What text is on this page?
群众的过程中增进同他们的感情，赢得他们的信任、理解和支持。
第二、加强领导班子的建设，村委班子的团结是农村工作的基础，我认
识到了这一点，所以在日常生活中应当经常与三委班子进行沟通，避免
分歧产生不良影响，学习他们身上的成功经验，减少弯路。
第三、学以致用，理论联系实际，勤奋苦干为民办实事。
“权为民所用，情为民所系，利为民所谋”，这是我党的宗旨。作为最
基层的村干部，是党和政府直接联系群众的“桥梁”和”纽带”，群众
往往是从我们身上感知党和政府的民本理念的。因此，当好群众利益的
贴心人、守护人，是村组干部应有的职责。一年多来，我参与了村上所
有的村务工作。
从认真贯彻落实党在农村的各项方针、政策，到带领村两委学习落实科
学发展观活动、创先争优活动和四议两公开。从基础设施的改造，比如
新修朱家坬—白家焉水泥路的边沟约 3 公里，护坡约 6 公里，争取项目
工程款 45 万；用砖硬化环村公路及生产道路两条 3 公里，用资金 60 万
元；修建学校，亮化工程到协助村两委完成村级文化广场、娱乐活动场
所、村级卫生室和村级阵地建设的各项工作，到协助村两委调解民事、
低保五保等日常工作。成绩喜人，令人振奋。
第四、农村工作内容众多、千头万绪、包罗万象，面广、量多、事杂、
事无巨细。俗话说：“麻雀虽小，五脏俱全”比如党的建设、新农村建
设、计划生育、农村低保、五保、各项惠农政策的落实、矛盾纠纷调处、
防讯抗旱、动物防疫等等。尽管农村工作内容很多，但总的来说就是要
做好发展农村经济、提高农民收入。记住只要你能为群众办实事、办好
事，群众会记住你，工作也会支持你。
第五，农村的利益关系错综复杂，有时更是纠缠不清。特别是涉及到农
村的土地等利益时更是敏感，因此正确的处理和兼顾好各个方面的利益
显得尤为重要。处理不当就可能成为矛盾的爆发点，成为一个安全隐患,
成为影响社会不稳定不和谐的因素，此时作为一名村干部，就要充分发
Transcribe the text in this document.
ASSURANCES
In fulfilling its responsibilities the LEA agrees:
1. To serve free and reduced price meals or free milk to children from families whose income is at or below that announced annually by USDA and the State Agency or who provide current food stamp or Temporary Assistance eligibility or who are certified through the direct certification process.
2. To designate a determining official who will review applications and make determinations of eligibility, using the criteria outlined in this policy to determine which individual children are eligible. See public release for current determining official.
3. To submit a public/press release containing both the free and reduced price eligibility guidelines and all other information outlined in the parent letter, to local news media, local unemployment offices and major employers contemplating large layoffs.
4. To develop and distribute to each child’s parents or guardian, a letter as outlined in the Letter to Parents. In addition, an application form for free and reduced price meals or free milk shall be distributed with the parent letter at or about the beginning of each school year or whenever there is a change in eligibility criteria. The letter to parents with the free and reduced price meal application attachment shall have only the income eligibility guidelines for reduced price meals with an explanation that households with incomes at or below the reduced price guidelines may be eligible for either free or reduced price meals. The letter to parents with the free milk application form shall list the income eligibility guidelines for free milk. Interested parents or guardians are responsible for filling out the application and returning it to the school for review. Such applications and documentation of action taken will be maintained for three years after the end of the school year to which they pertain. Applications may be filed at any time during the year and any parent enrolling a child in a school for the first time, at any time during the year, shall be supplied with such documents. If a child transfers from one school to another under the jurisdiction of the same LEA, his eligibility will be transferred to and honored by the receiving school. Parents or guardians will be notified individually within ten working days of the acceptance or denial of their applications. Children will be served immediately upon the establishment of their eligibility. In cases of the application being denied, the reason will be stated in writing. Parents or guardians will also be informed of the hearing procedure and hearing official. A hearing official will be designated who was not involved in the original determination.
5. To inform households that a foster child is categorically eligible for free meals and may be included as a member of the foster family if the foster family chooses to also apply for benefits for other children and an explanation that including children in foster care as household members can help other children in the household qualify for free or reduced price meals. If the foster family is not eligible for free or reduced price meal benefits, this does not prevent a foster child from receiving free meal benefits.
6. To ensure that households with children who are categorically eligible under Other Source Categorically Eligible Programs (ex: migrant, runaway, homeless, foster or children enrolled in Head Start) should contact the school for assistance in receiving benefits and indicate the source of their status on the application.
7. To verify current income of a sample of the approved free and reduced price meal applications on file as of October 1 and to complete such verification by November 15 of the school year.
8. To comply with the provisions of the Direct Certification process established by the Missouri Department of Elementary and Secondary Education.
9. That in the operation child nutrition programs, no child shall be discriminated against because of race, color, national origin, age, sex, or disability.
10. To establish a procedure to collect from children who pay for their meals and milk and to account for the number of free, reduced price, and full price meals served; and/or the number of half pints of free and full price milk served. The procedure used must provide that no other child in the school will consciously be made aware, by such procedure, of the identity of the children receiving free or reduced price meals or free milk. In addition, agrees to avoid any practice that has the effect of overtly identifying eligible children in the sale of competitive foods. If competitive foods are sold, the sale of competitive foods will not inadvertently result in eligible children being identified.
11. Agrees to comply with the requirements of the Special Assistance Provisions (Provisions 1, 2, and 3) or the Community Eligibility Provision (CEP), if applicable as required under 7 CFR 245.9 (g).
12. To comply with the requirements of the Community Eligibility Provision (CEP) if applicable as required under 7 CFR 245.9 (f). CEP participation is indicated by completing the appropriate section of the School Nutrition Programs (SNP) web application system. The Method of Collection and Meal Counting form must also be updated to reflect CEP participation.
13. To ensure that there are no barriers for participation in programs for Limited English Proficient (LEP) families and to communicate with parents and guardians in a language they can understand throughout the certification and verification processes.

▶ TASK GOAL:
Return what is listed above, exactly and completely.

▶ RESPONSE:
What text is on this page?
群众的过程中增进同他们的感情，赢得他们的信任、理解和支持。
第二、加强领导班子的建设，村委班子的团结是农村工作的基础，我认
识到了这一点，所以在日常生活中应当经常与三委班子进行沟通，避免
分歧产生不良影响，学习他们身上的成功经验，减少弯路。
第三、学以致用，理论联系实际，勤奋苦干为民办实事。
“权为民所用，情为民所系，利为民所谋”，这是我党的宗旨。作为最
基层的村干部，是党和政府直接联系群众的“桥梁”和”纽带”，群众
往往是从我们身上感知党和政府的民本理念的。因此，当好群众利益的
贴心人、守护人，是村组干部应有的职责。一年多来，我参与了村上所
有的村务工作。
从认真贯彻落实党在农村的各项方针、政策，到带领村两委学习落实科
学发展观活动、创先争优活动和四议两公开。从基础设施的改造，比如
新修朱家坬—白家焉水泥路的边沟约 3 公里，护坡约 6 公里，争取项目
工程款 45 万；用砖硬化环村公路及生产道路两条 3 公里，用资金 60 万
元；修建学校，亮化工程到协助村两委完成村级文化广场、娱乐活动场
所、村级卫生室和村级阵地建设的各项工作，到协助村两委调解民事、
低保五保等日常工作。成绩喜人，令人振奋。
第四、农村工作内容众多、千头万绪、包罗万象，面广、量多、事杂、
事无巨细。俗话说：“麻雀虽小，五脏俱全”比如党的建设、新农村建
设、计划生育、农村低保、五保、各项惠农政策的落实、矛盾纠纷调处、
防讯抗旱、动物防疫等等。尽管农村工作内容很多，但总的来说就是要
做好发展农村经济、提高农民收入。记住只要你能为群众办实事、办好
事，群众会记住你，工作也会支持你。
第五，农村的利益关系错综复杂，有时更是纠缠不清。特别是涉及到农
村的土地等利益时更是敏感，因此正确的处理和兼顾好各个方面的利益
显得尤为重要。处理不当就可能成为矛盾的爆发点，成为一个安全隐患,
成为影响社会不稳定不和谐的因素，此时作为一名村干部，就要充分发
Transcribe the text in this document.
ASSURANCES
In fulfilling its responsibilities the LEA agrees:
1. To serve free and reduced price meals or free milk to children from families whose income is at or below that announced annually by USDA and the State Agency or who provide current food stamp or Temporary Assistance eligibility or who are certified through the direct certification process.
2. To designate a determining official who will review applications and make determinations of eligibility, using the criteria outlined in this policy to determine which individual children are eligible. See public release for current determining official.
3. To submit a public/press release containing both the free and reduced price eligibility guidelines and all other information outlined in the parent letter, to local news media, local unemployment offices and major employers contemplating large layoffs.
4. To develop and distribute to each child’s parents or guardian, a letter as outlined in the Letter to Parents. In addition, an application form for free and reduced price meals or free milk shall be distributed with the parent letter at or about the beginning of each school year or whenever there is a change in eligibility criteria. The letter to parents with the free and reduced price meal application attachment shall have only the income eligibility guidelines for reduced price meals with an explanation that households with incomes at or below the reduced price guidelines may be eligible for either free or reduced price meals. The letter to parents with the free milk application form shall list the income eligibility guidelines for free milk. Interested parents or guardians are responsible for filling out the application and returning it to the school for review. Such applications and documentation of action taken will be maintained for three years after the end of the school year to which they pertain. Applications may be filed at any time during the year and any parent enrolling a child in a school for the first time, at any time during the year, shall be supplied with such documents. If a child transfers from one school to another under the jurisdiction of the same LEA, his eligibility will be transferred to and honored by the receiving school. Parents or guardians will be notified individually within ten working days of the acceptance or denial of their applications. Children will be served immediately upon the establishment of their eligibility. In cases of the application being denied, the reason will be stated in writing. Parents or guardians will also be informed of the hearing procedure and hearing official. A hearing official will be designated who was not involved in the original determination.
5. To inform households that a foster child is categorically eligible for free meals and may be included as a member of the foster family if the foster family chooses to also apply for benefits for other children and an explanation that including children in foster care as household members can help other children in the household qualify for free or reduced price meals. If the foster family is not eligible for free or reduced price meal benefits, this does not prevent a foster child from receiving free meal benefits.
6. To ensure that households with children who are categorically eligible under Other Source Categorically Eligible Programs (ex: migrant, runaway, homeless, foster or children enrolled in Head Start) should contact the school for assistance in receiving benefits and indicate the source of their status on the application.
7. To verify current income of a sample of the approved free and reduced price meal applications on file as of October 1 and to complete such verification by November 15 of the school year.
8. To comply with the provisions of the Direct Certification process established by the Missouri Department of Elementary and Secondary Education.
9. That in the operation child nutrition programs, no child shall be discriminated against because of race, color, national origin, age, sex, or disability.
10. To establish a procedure to collect from children who pay for their meals and milk and to account for the number of free, reduced price, and full price meals served; and/or the number of half pints of free and full price milk served. The procedure used must provide that no other child in the school will consciously be made aware, by such procedure, of the identity of the children receiving free or reduced price meals or free milk. In addition, agrees to avoid any practice that has the effect of overtly identifying eligible children in the sale of competitive foods. If competitive foods are sold, the sale of competitive foods will not inadvertently result in eligible children being identified.
11. Agrees to comply with the requirements of the Special Assistance Provisions (Provisions 1, 2, and 3) or the Community Eligibility Provision (CEP), if applicable as required under 7 CFR 245.9 (g).
12. To comply with the requirements of the Community Eligibility Provision (CEP) if applicable as required under 7 CFR 245.9 (f). CEP participation is indicated by completing the appropriate section of the School Nutrition Programs (SNP) web application system. The Method of Collection and Meal Counting form must also be updated to reflect CEP participation.
13. To ensure that there are no barriers for participation in programs for Limited English Proficient (LEP) families and to communicate with parents and guardians in a language they can understand throughout the certification and verification processes.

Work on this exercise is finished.